Stored items
-------

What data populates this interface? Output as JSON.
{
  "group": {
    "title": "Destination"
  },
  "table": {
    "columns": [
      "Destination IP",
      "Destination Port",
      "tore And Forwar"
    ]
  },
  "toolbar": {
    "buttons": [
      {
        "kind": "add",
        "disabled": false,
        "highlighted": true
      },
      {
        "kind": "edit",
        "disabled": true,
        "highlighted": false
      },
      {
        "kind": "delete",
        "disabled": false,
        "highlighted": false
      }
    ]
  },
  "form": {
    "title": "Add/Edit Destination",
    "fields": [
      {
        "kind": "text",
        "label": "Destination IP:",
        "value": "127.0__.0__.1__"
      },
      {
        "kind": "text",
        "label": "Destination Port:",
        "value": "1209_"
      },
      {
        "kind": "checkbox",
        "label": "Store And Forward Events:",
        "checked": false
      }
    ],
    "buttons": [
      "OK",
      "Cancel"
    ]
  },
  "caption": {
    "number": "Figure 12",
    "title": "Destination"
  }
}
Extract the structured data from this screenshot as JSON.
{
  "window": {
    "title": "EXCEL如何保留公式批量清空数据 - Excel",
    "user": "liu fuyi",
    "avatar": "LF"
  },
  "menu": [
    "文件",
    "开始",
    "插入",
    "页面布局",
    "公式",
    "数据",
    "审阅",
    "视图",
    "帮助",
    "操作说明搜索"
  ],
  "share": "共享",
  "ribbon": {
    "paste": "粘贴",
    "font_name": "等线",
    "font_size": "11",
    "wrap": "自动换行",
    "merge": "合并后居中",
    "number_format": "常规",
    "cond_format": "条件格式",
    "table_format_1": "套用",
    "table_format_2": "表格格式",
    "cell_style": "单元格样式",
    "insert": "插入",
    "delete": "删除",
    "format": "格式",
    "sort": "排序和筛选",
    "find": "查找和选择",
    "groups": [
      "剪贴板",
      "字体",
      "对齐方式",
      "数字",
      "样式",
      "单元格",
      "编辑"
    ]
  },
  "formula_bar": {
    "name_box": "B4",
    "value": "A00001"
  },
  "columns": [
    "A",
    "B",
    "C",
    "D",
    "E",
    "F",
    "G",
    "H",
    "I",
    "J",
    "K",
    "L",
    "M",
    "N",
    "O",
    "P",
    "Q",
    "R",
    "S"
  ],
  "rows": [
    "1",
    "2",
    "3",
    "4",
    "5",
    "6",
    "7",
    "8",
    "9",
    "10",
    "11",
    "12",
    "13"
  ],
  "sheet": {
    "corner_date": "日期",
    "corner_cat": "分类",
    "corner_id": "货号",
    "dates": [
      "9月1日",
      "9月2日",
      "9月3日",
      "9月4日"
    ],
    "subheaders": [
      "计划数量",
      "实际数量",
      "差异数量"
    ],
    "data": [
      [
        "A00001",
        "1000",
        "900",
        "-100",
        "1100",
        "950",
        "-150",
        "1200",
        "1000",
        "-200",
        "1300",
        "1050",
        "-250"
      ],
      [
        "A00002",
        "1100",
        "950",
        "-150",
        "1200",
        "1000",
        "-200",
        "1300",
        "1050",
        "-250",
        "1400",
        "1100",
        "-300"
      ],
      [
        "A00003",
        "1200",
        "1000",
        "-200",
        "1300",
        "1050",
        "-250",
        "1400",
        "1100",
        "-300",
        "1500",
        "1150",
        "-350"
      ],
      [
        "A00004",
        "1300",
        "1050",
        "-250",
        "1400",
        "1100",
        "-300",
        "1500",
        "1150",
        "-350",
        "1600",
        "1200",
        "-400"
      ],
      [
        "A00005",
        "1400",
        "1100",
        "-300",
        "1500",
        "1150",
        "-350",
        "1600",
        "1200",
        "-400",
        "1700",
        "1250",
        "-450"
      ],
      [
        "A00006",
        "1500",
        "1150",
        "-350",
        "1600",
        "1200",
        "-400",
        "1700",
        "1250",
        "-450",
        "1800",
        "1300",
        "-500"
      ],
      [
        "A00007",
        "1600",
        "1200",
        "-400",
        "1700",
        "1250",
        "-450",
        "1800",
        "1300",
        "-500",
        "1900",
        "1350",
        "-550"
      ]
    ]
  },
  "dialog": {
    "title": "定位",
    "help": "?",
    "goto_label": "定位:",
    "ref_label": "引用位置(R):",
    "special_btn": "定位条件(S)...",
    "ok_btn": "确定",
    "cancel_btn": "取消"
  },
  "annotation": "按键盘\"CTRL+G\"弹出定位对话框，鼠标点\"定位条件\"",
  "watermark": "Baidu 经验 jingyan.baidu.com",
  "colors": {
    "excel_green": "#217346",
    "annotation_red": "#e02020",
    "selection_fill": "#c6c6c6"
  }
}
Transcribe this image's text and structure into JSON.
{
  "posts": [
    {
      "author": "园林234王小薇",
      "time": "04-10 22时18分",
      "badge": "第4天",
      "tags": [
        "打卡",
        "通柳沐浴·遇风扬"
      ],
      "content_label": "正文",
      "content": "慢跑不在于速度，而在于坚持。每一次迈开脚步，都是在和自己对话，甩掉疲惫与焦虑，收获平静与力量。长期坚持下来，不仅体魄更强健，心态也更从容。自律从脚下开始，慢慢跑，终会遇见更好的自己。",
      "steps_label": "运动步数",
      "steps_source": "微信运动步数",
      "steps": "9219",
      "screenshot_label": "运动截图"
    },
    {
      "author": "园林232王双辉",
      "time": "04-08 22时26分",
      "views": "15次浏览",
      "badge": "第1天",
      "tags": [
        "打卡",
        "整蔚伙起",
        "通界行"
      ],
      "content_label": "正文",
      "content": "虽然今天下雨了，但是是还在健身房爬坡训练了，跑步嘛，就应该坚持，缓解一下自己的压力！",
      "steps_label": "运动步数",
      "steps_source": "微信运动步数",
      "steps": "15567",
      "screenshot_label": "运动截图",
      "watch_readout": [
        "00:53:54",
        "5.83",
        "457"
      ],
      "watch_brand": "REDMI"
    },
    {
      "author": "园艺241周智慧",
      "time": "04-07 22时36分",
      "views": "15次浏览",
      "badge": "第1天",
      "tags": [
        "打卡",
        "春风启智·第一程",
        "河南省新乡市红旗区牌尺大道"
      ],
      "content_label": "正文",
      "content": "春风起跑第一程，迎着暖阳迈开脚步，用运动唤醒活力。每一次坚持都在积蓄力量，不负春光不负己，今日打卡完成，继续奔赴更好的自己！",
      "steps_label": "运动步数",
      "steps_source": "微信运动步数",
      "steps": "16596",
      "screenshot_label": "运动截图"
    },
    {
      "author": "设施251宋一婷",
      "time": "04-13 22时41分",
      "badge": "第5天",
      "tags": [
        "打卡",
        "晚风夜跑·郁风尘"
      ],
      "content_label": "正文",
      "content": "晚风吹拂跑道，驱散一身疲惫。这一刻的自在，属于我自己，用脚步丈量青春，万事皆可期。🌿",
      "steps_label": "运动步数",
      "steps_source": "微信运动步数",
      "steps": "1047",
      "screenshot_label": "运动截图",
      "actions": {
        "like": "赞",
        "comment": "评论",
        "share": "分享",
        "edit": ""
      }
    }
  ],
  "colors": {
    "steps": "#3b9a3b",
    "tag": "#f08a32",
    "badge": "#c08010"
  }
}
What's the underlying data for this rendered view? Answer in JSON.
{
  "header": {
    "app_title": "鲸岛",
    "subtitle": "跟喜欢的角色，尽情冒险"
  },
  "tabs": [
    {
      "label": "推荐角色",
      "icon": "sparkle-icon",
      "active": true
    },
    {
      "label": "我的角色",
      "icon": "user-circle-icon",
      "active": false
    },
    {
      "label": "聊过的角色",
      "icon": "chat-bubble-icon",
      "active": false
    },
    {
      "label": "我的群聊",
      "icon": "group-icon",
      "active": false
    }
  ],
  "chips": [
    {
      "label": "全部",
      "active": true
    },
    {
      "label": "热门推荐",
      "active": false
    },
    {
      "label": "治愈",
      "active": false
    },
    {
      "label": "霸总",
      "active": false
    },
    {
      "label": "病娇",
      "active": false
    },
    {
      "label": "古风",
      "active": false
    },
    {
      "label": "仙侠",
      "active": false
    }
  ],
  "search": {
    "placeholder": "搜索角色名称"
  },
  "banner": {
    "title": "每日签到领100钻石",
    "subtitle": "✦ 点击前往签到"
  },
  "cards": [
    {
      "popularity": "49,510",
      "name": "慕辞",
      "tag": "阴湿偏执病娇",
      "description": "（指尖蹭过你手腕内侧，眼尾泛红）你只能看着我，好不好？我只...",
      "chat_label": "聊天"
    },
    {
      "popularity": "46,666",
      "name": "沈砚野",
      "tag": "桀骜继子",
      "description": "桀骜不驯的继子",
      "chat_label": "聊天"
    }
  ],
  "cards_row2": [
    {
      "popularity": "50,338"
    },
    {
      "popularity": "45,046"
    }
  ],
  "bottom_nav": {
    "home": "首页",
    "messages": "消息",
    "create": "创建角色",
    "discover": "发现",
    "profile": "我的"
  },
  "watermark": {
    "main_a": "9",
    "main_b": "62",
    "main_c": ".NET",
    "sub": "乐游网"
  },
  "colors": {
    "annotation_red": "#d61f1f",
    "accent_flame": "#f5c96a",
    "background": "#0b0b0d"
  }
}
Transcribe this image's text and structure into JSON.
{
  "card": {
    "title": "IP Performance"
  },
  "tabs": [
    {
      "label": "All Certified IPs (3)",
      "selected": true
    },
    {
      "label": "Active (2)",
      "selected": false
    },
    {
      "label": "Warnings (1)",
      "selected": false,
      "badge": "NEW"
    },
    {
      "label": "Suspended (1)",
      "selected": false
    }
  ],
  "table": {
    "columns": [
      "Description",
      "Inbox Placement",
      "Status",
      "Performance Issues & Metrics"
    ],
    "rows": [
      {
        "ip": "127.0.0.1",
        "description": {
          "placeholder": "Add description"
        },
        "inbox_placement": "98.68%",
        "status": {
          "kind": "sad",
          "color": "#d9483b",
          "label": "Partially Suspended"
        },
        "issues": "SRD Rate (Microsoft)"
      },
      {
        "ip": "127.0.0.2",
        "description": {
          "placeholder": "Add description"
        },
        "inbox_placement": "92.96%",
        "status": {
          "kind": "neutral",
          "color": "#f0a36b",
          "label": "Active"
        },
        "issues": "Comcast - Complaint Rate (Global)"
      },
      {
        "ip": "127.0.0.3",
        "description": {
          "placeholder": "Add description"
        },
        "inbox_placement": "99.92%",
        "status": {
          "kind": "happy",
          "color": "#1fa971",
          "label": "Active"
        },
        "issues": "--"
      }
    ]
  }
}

-------

§ **What to do**: Working from the entries above, return all lines that contain "selected".

§ **The response**:
      "selected": true
      "selected": false
      "selected": false,
      "selected": false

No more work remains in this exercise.